Supplied material:
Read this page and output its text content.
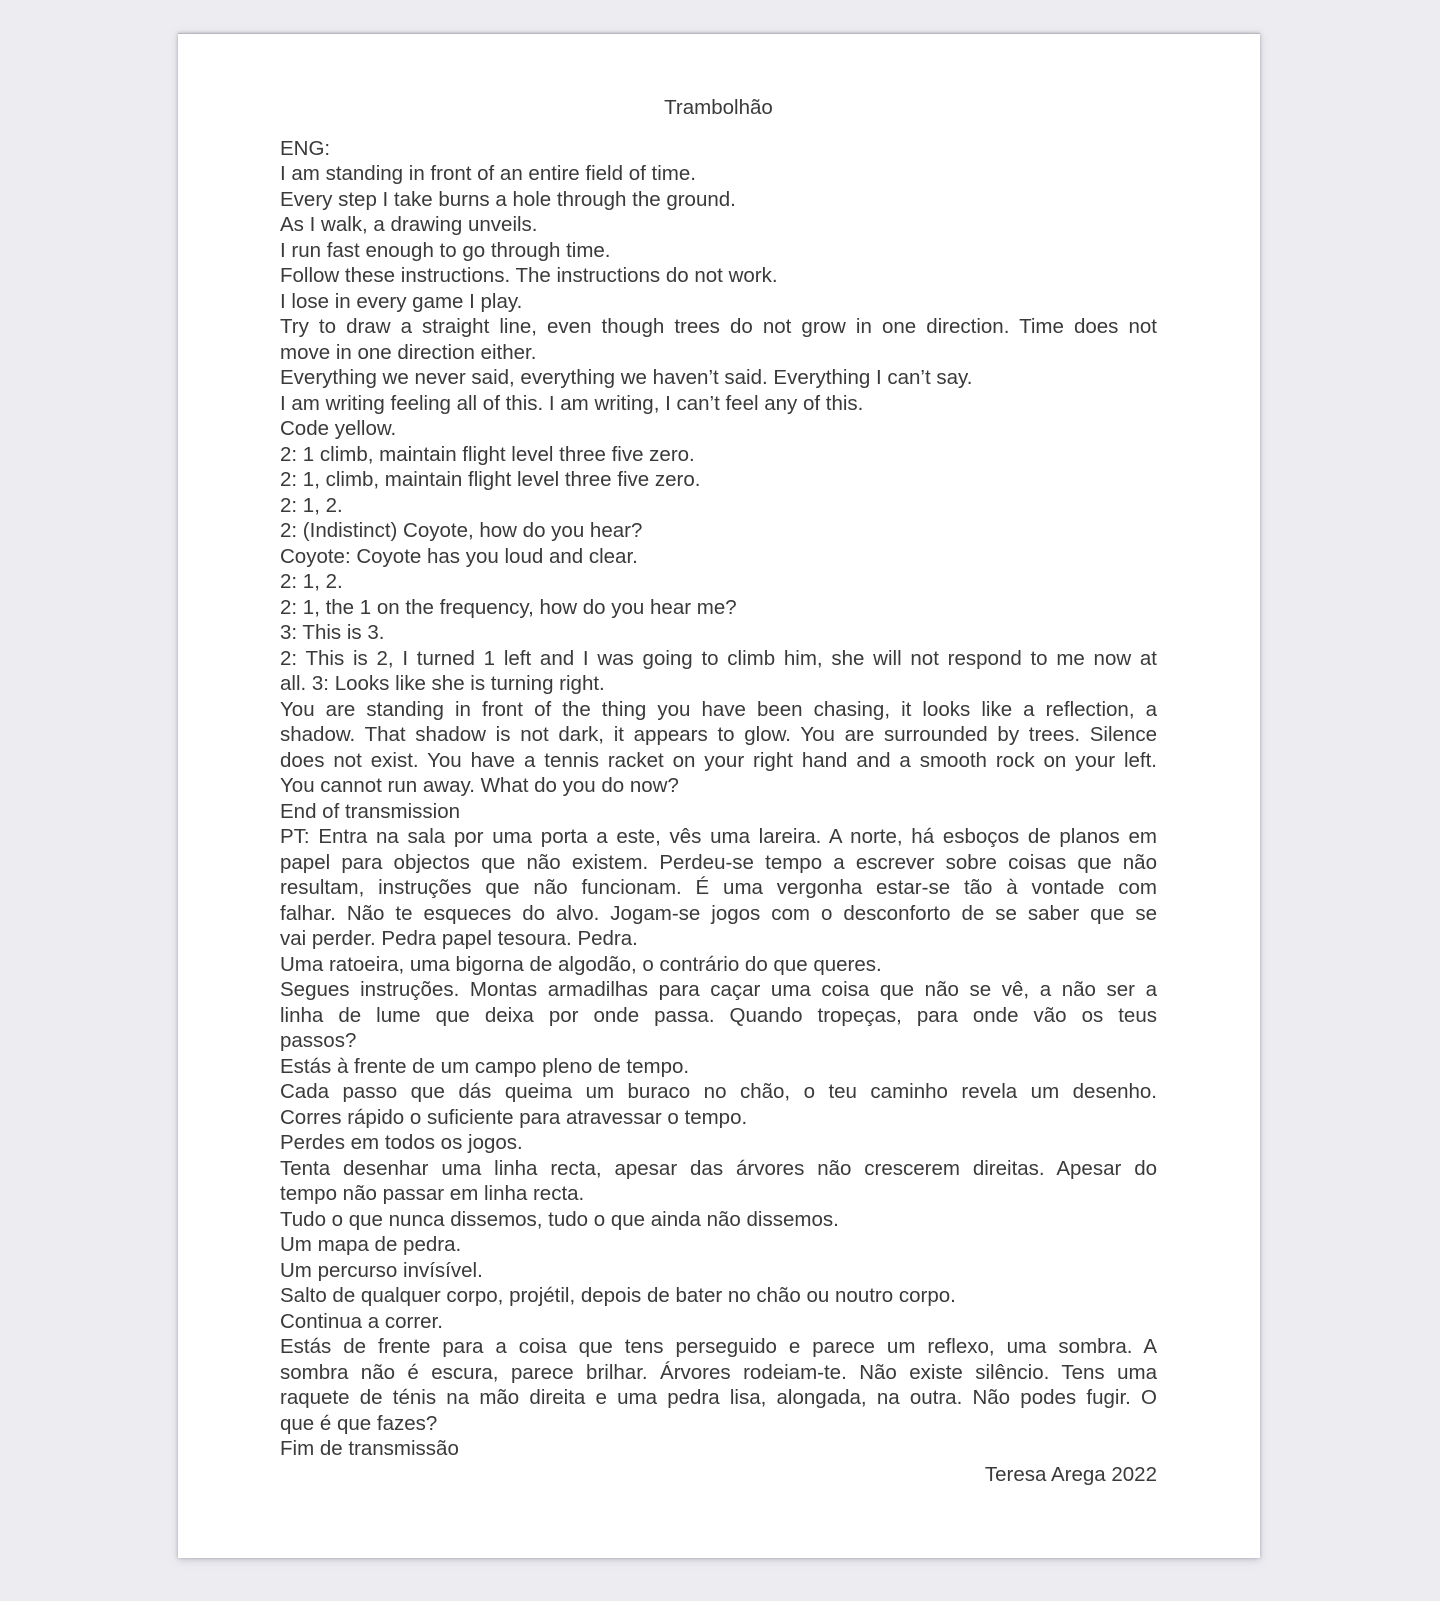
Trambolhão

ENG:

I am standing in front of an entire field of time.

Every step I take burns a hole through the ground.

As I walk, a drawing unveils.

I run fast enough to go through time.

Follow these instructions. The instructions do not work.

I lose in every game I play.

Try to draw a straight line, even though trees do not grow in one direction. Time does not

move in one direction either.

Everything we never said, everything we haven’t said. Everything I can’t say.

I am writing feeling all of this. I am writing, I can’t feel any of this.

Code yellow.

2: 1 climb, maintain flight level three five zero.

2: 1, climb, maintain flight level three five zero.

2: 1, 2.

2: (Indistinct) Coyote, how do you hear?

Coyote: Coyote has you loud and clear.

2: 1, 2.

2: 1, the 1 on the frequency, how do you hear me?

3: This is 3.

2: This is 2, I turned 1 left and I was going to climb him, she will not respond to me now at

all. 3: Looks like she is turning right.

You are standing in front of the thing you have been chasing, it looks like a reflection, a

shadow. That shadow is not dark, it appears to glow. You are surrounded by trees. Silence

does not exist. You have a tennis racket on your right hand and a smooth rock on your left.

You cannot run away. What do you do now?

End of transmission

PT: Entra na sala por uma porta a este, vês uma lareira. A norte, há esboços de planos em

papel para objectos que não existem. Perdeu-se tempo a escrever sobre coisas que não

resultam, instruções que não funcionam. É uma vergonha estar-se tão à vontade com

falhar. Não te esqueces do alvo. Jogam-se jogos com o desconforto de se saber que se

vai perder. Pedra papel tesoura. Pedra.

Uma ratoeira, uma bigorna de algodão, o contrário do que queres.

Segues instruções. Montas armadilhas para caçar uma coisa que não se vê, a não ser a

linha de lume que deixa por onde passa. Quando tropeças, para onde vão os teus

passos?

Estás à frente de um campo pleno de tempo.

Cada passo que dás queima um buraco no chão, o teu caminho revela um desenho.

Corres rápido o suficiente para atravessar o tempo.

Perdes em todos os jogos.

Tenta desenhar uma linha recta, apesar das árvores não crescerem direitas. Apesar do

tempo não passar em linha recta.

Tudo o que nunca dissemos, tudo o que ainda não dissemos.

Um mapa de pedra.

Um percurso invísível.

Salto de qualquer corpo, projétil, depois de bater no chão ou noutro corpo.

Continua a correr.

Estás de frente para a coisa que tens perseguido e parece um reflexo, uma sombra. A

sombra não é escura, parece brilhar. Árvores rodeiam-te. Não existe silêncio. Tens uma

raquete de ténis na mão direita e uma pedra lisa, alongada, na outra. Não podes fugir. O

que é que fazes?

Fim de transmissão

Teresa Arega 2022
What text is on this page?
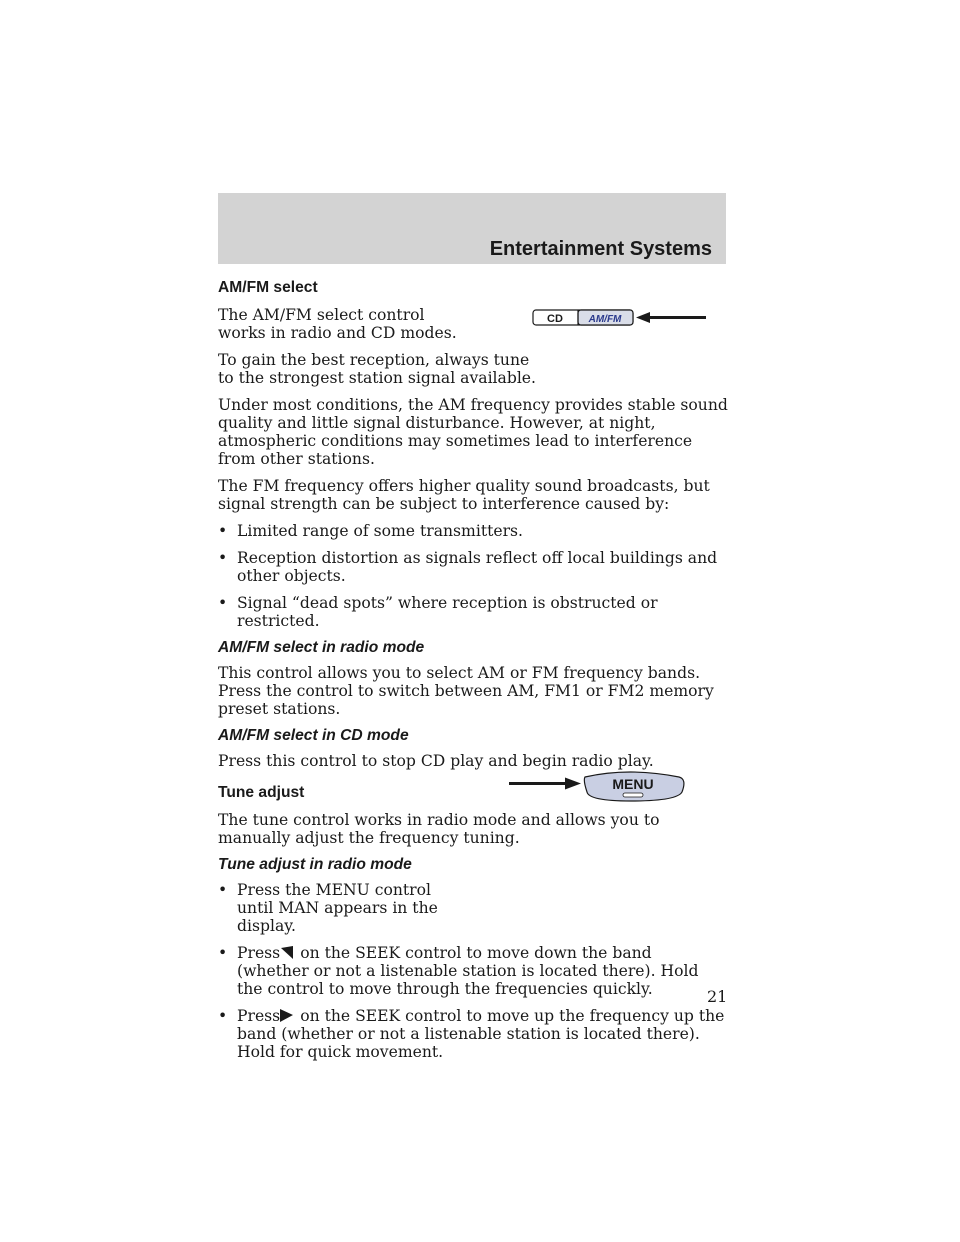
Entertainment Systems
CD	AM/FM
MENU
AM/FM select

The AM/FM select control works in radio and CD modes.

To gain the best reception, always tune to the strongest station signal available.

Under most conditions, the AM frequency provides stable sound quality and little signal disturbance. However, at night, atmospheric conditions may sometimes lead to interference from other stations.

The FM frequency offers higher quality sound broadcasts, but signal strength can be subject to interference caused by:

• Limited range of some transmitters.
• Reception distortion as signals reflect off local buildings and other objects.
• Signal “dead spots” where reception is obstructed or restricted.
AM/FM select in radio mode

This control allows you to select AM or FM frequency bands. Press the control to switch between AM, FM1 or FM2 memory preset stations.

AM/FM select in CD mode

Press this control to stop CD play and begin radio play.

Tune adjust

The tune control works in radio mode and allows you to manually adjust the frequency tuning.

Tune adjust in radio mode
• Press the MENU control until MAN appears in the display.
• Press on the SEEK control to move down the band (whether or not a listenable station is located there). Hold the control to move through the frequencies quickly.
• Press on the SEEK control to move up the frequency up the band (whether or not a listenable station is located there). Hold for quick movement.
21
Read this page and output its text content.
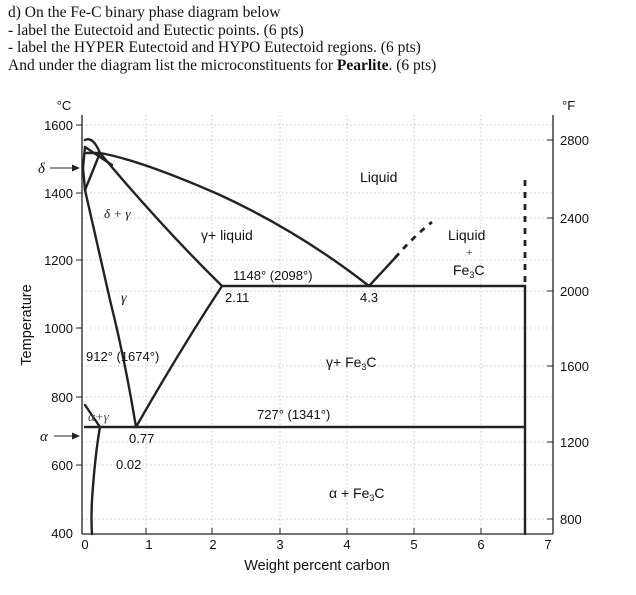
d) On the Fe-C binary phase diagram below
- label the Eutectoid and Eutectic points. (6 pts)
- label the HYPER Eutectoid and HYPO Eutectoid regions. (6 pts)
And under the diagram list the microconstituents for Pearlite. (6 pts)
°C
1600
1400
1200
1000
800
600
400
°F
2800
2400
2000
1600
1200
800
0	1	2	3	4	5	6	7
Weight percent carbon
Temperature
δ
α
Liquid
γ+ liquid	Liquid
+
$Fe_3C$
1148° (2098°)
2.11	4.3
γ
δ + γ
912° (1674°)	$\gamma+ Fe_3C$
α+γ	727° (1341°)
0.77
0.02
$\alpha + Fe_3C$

Task to carry out:
For the material, find the number of lines holding the word "chão" and give that figure and nothing more.

Solution to the problem:
2